**DATASET CONTENT:**
____

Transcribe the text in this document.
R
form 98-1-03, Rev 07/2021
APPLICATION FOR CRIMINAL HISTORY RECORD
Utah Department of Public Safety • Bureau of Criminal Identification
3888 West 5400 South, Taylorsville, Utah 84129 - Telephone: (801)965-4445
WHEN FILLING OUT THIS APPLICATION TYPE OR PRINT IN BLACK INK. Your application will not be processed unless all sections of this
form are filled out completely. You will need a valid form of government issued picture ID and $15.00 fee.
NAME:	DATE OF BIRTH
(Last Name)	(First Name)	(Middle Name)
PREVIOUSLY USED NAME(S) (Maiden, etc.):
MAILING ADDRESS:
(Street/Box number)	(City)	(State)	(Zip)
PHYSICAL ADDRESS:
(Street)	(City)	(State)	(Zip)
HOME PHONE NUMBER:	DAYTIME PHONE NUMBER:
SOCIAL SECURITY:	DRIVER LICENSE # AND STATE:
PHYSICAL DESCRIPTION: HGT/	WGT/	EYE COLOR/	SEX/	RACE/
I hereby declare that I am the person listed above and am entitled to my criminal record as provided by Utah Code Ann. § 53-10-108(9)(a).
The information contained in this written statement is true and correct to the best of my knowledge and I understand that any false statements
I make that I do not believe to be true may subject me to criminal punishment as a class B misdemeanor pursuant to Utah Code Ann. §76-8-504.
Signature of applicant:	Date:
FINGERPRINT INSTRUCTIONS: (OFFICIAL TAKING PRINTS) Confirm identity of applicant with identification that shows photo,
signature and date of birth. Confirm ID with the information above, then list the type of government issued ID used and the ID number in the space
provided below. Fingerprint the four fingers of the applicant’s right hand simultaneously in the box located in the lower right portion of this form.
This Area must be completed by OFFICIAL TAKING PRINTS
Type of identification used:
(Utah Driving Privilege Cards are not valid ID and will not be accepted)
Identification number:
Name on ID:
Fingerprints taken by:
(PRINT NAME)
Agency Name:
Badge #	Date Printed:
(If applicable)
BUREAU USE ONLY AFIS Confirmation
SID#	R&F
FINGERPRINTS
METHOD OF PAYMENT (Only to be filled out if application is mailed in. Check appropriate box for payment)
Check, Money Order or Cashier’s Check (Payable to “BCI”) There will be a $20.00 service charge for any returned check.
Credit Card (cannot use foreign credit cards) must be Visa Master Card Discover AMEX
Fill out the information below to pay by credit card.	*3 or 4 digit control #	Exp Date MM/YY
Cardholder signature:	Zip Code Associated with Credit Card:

____

**PROBLEM:**
Copy down the material exactly as written.

**COMPLETE RESPONSE:**
Transcribe the text in this document.
R
form 98-1-03, Rev 07/2021
APPLICATION FOR CRIMINAL HISTORY RECORD
Utah Department of Public Safety • Bureau of Criminal Identification
3888 West 5400 South, Taylorsville, Utah 84129 - Telephone: (801)965-4445
WHEN FILLING OUT THIS APPLICATION TYPE OR PRINT IN BLACK INK. Your application will not be processed unless all sections of this
form are filled out completely. You will need a valid form of government issued picture ID and $15.00 fee.
NAME:	DATE OF BIRTH
(Last Name)	(First Name)	(Middle Name)
PREVIOUSLY USED NAME(S) (Maiden, etc.):
MAILING ADDRESS:
(Street/Box number)	(City)	(State)	(Zip)
PHYSICAL ADDRESS:
(Street)	(City)	(State)	(Zip)
HOME PHONE NUMBER:	DAYTIME PHONE NUMBER:
SOCIAL SECURITY:	DRIVER LICENSE # AND STATE:
PHYSICAL DESCRIPTION: HGT/	WGT/	EYE COLOR/	SEX/	RACE/
I hereby declare that I am the person listed above and am entitled to my criminal record as provided by Utah Code Ann. § 53-10-108(9)(a).
The information contained in this written statement is true and correct to the best of my knowledge and I understand that any false statements
I make that I do not believe to be true may subject me to criminal punishment as a class B misdemeanor pursuant to Utah Code Ann. §76-8-504.
Signature of applicant:	Date:
FINGERPRINT INSTRUCTIONS: (OFFICIAL TAKING PRINTS) Confirm identity of applicant with identification that shows photo,
signature and date of birth. Confirm ID with the information above, then list the type of government issued ID used and the ID number in the space
provided below. Fingerprint the four fingers of the applicant’s right hand simultaneously in the box located in the lower right portion of this form.
This Area must be completed by OFFICIAL TAKING PRINTS
Type of identification used:
(Utah Driving Privilege Cards are not valid ID and will not be accepted)
Identification number:
Name on ID:
Fingerprints taken by:
(PRINT NAME)
Agency Name:
Badge #	Date Printed:
(If applicable)
BUREAU USE ONLY AFIS Confirmation
SID#	R&F
FINGERPRINTS
METHOD OF PAYMENT (Only to be filled out if application is mailed in. Check appropriate box for payment)
Check, Money Order or Cashier’s Check (Payable to “BCI”) There will be a $20.00 service charge for any returned check.
Credit Card (cannot use foreign credit cards) must be Visa Master Card Discover AMEX
Fill out the information below to pay by credit card.	*3 or 4 digit control #	Exp Date MM/YY
Cardholder signature:	Zip Code Associated with Credit Card:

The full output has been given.